- _To do_:
In this exercise, return the whole listing exactly, excluding any images.

[Saved data entries]
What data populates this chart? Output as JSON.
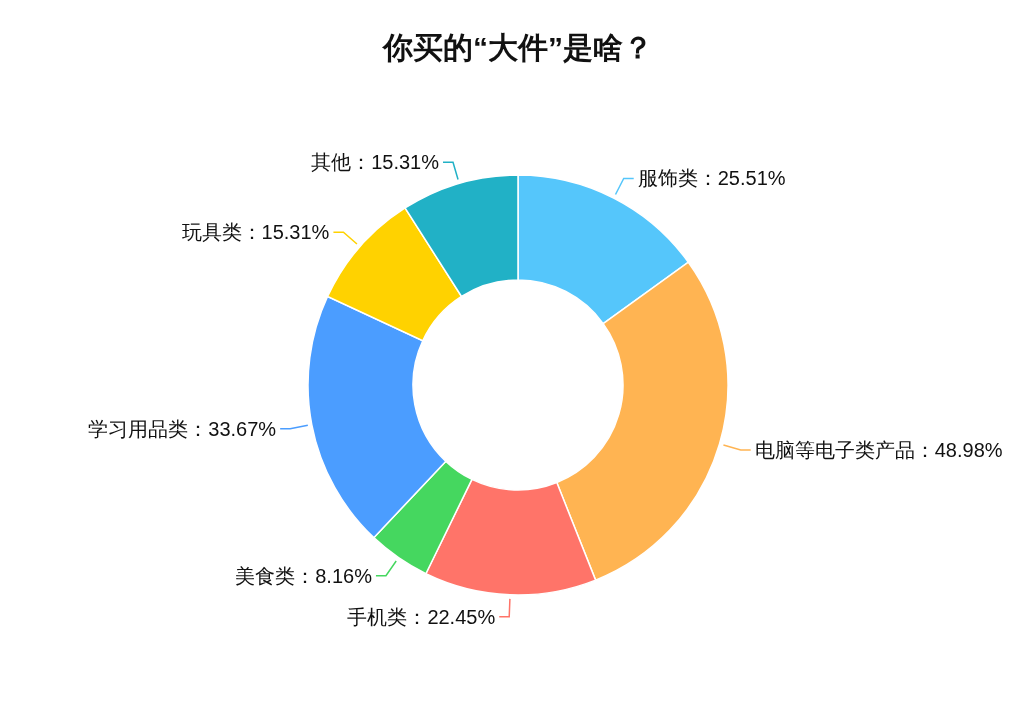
{
  "chart_data": {
    "type": "donut",
    "title": "你买的“大件”是啥？",
    "categories": [
      "服饰类",
      "电脑等电子类产品",
      "手机类",
      "美食类",
      "学习用品类",
      "玩具类",
      "其他"
    ],
    "values": [
      25.51,
      48.98,
      22.45,
      8.16,
      33.67,
      15.31,
      15.31
    ],
    "value_labels": [
      "25.51%",
      "48.98%",
      "22.45%",
      "8.16%",
      "33.67%",
      "15.31%",
      "15.31%"
    ],
    "colors": [
      "#55c6fb",
      "#ffb452",
      "#ff7469",
      "#45d75f",
      "#4b9dff",
      "#ffd200",
      "#21b1c6"
    ],
    "legend": false
  }
}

- _Task answer_:
What data populates this chart? Output as JSON.
{
  "chart_data": {
    "type": "donut",
    "title": "你买的“大件”是啥？",
    "categories": [
      "服饰类",
      "电脑等电子类产品",
      "手机类",
      "美食类",
      "学习用品类",
      "玩具类",
      "其他"
    ],
    "values": [
      25.51,
      48.98,
      22.45,
      8.16,
      33.67,
      15.31,
      15.31
    ],
    "value_labels": [
      "25.51%",
      "48.98%",
      "22.45%",
      "8.16%",
      "33.67%",
      "15.31%",
      "15.31%"
    ],
    "colors": [
      "#55c6fb",
      "#ffb452",
      "#ff7469",
      "#45d75f",
      "#4b9dff",
      "#ffd200",
      "#21b1c6"
    ],
    "legend": false
  }
}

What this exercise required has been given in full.